## [What to produce]
Go through the listing beneath this task and return every line that carries the string "Grupo".

--- --- ---

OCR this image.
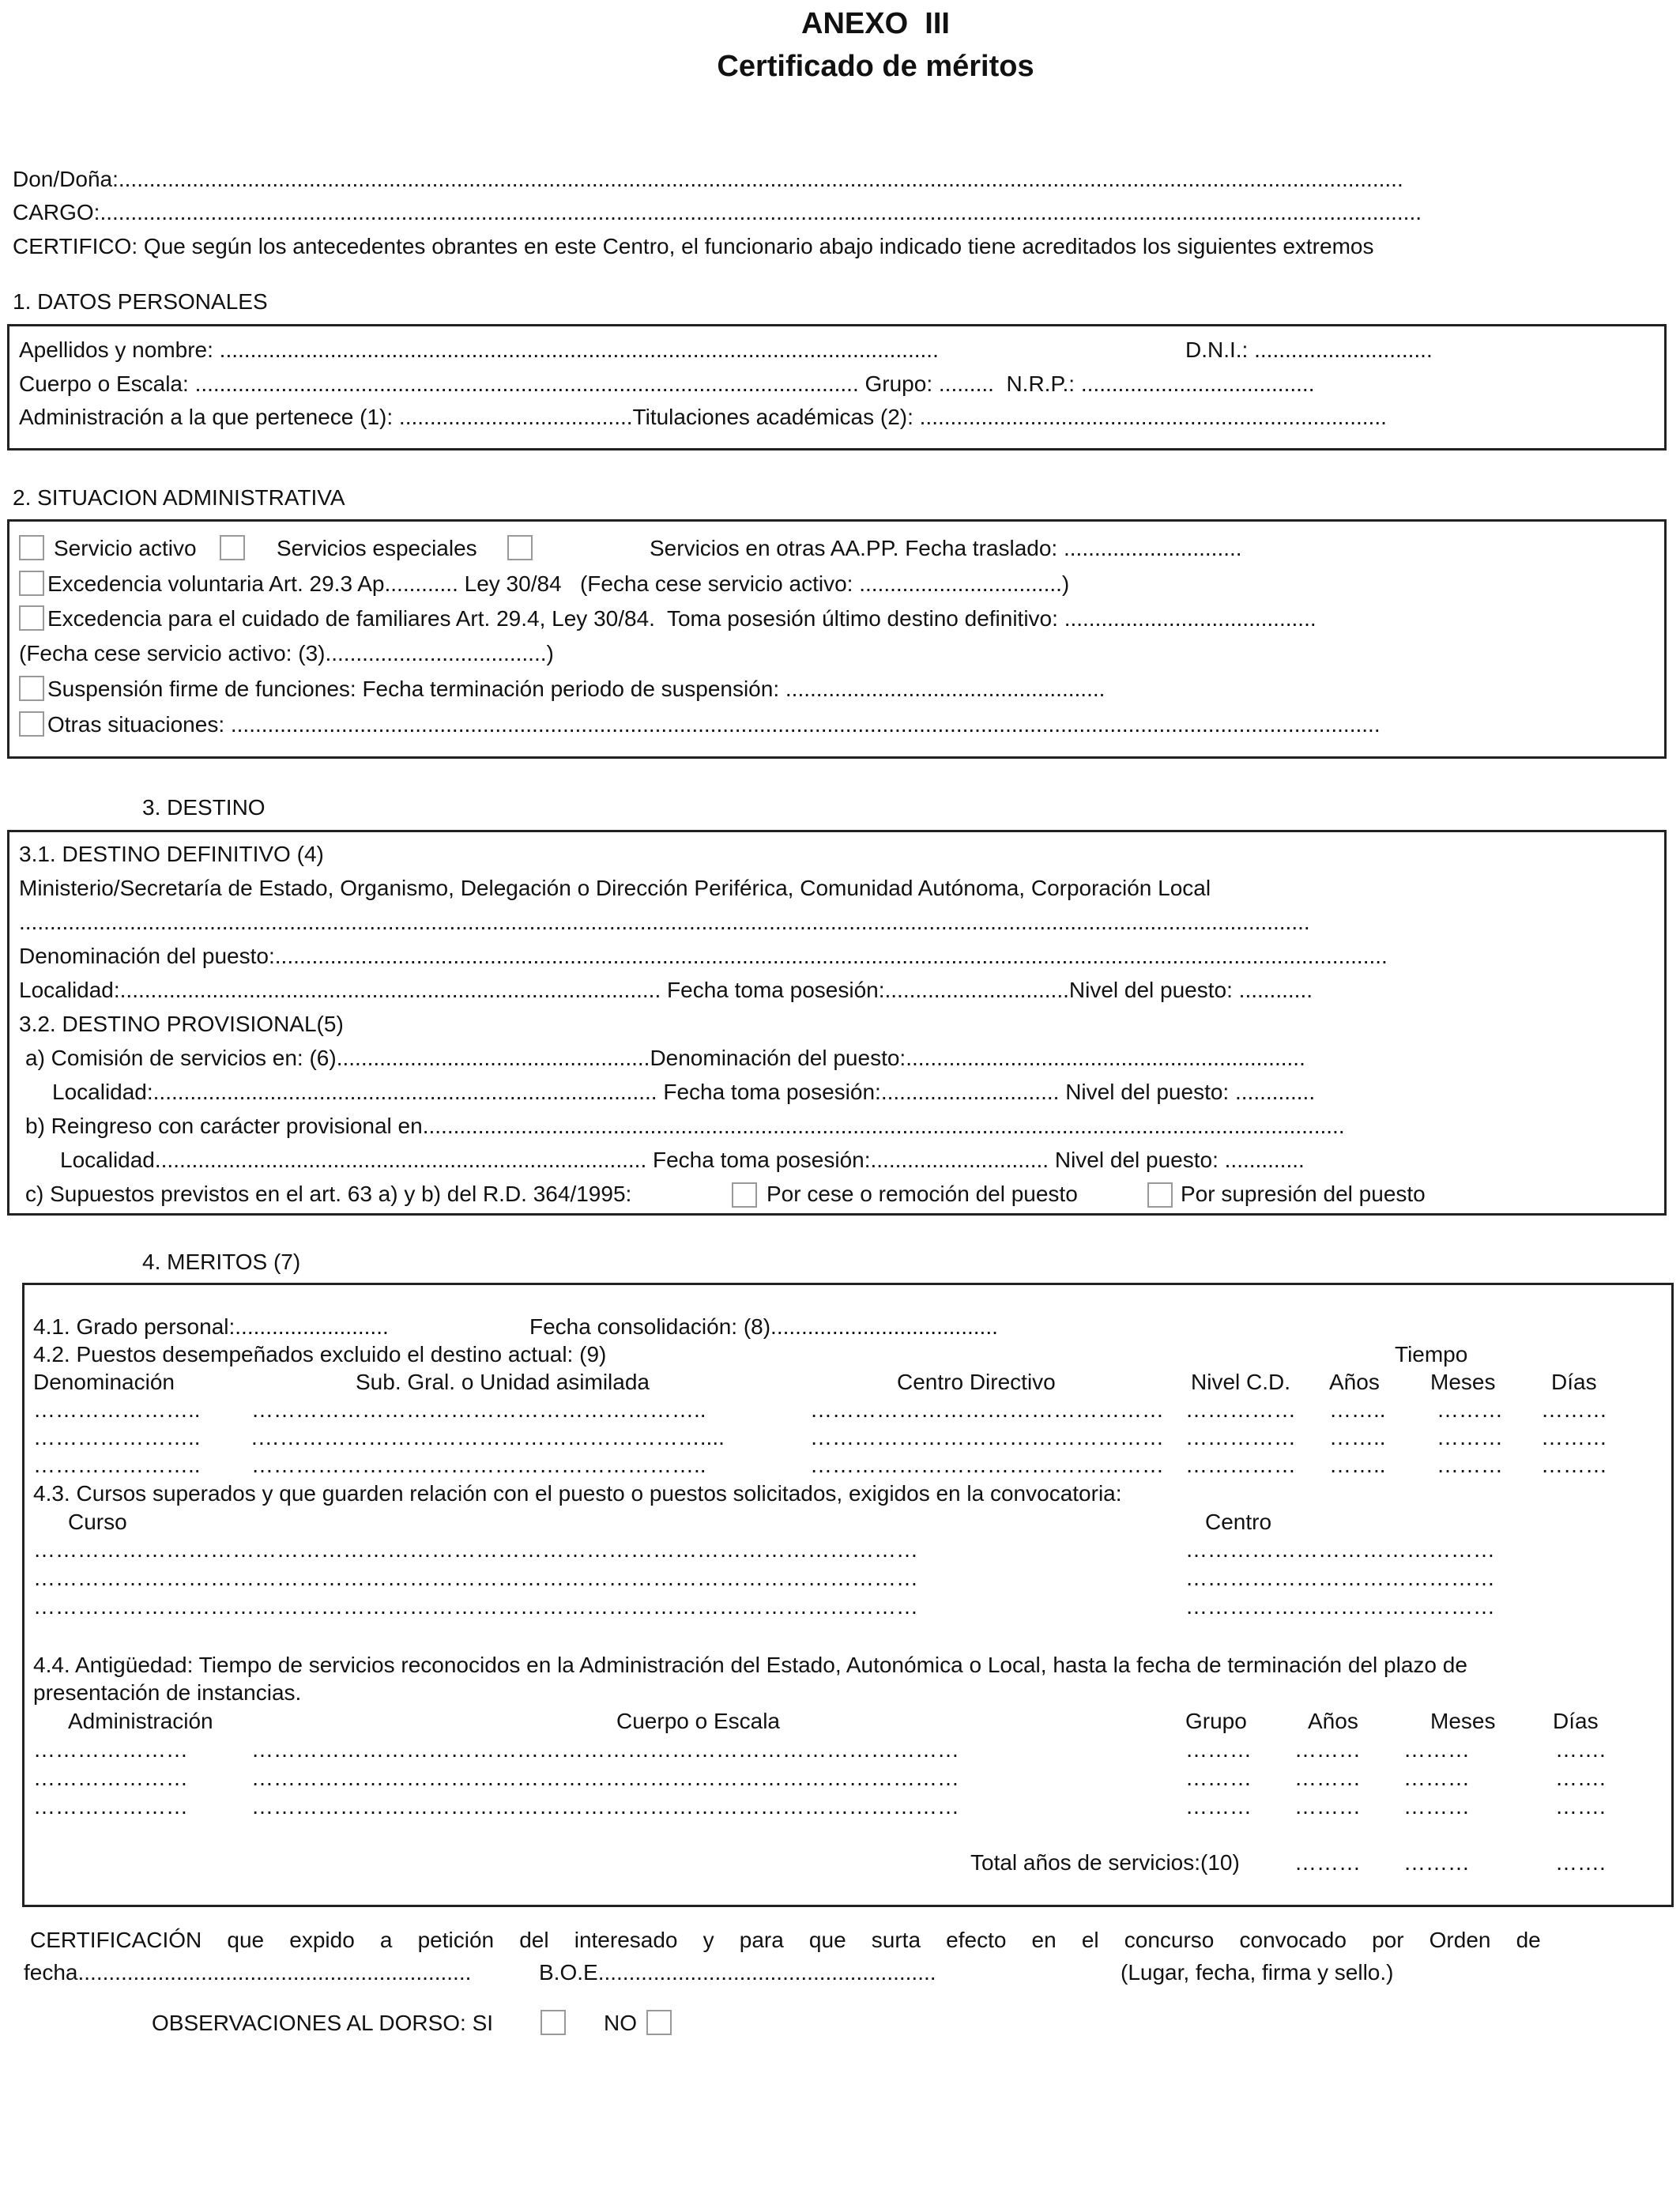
ANEXO  III
Certificado de méritos
Don/Doña:.................................................................................................................................................................................................................
CARGO:.......................................................................................................................................................................................................................
CERTIFICO: Que según los antecedentes obrantes en este Centro, el funcionario abajo indicado tiene acreditados los siguientes extremos
1. DATOS PERSONALES
Apellidos y nombre: .....................................................................................................................	D.N.I.: .............................
Cuerpo o Escala: ............................................................................................................ Grupo: .........  N.R.P.: ......................................
Administración a la que pertenece (1): ......................................Titulaciones académicas (2): ............................................................................
2. SITUACION ADMINISTRATIVA
Servicio activo	Servicios especiales	Servicios en otras AA.PP. Fecha traslado: .............................
Excedencia voluntaria Art. 29.3 Ap............ Ley 30/84   (Fecha cese servicio activo: .................................)
Excedencia para el cuidado de familiares Art. 29.4, Ley 30/84.  Toma posesión último destino definitivo: .........................................
(Fecha cese servicio activo: (3)....................................)
Suspensión firme de funciones: Fecha terminación periodo de suspensión: ....................................................
Otras situaciones: ...........................................................................................................................................................................................
3. DESTINO
3.1. DESTINO DEFINITIVO (4)
Ministerio/Secretaría de Estado, Organismo, Delegación o Dirección Periférica, Comunidad Autónoma, Corporación Local
..................................................................................................................................................................................................................
Denominación del puesto:.....................................................................................................................................................................................
Localidad:........................................................................................ Fecha toma posesión:..............................Nivel del puesto: ............
3.2. DESTINO PROVISIONAL(5)
a) Comisión de servicios en: (6)...................................................Denominación del puesto:.................................................................
Localidad:.................................................................................. Fecha toma posesión:............................. Nivel del puesto: .............
b) Reingreso con carácter provisional en......................................................................................................................................................
Localidad................................................................................ Fecha toma posesión:............................. Nivel del puesto: .............
c) Supuestos previstos en el art. 63 a) y b) del R.D. 364/1995:	Por cese o remoción del puesto	Por supresión del puesto
4. MERITOS (7)
4.1. Grado personal:.........................	Fecha consolidación: (8).....................................
4.2. Puestos desempeñados excluido el destino actual: (9)	Tiempo
Denominación	Sub. Gral. o Unidad asimilada	Centro Directivo	Nivel C.D. Años Meses	Días
………………….. ……………………………………………………..	………………………………………… …………… …….. ……… ………
………………….. .……………………………………………………....	………………………………………… …………… …….. ……… ………
………………….. ……………………………………………………..	………………………………………… …………… …….. ……… ………
4.3. Cursos superados y que guarden relación con el puesto o puestos solicitados, exigidos en la convocatoria:
Curso	Centro
…………………………………………………………………………………………………………	……………………………………
…………………………………………………………………………………………………………	……………………………………
…………………………………………………………………………………………………………	……………………………………
4.4. Antigüedad: Tiempo de servicios reconocidos en la Administración del Estado, Autonómica o Local, hasta la fecha de terminación del plazo de
presentación de instancias.
Administración	Cuerpo o Escala	Grupo	Años	Meses	Días
…………………	……………………………………………………………………………………	……… ……… ………	…….
…………………	……………………………………………………………………………………	……… ……… ………	…….
…………………	……………………………………………………………………………………	……… ……… ………	…….
Total años de servicios:(10) ……… ………	…….
CERTIFICACIÓN que expido a petición del interesado y para que surta efecto en el concurso convocado por Orden de
fecha................................................................	B.O.E.......................................................	(Lugar, fecha, firma y sello.)
OBSERVACIONES AL DORSO: SI	NO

--- --- ---

## [Reply]
Cuerpo o Escala: ............................................................................................................ Grupo: .........  N.R.P.: ......................................
Administración	Cuerpo o Escala	Grupo	Años	Meses	Días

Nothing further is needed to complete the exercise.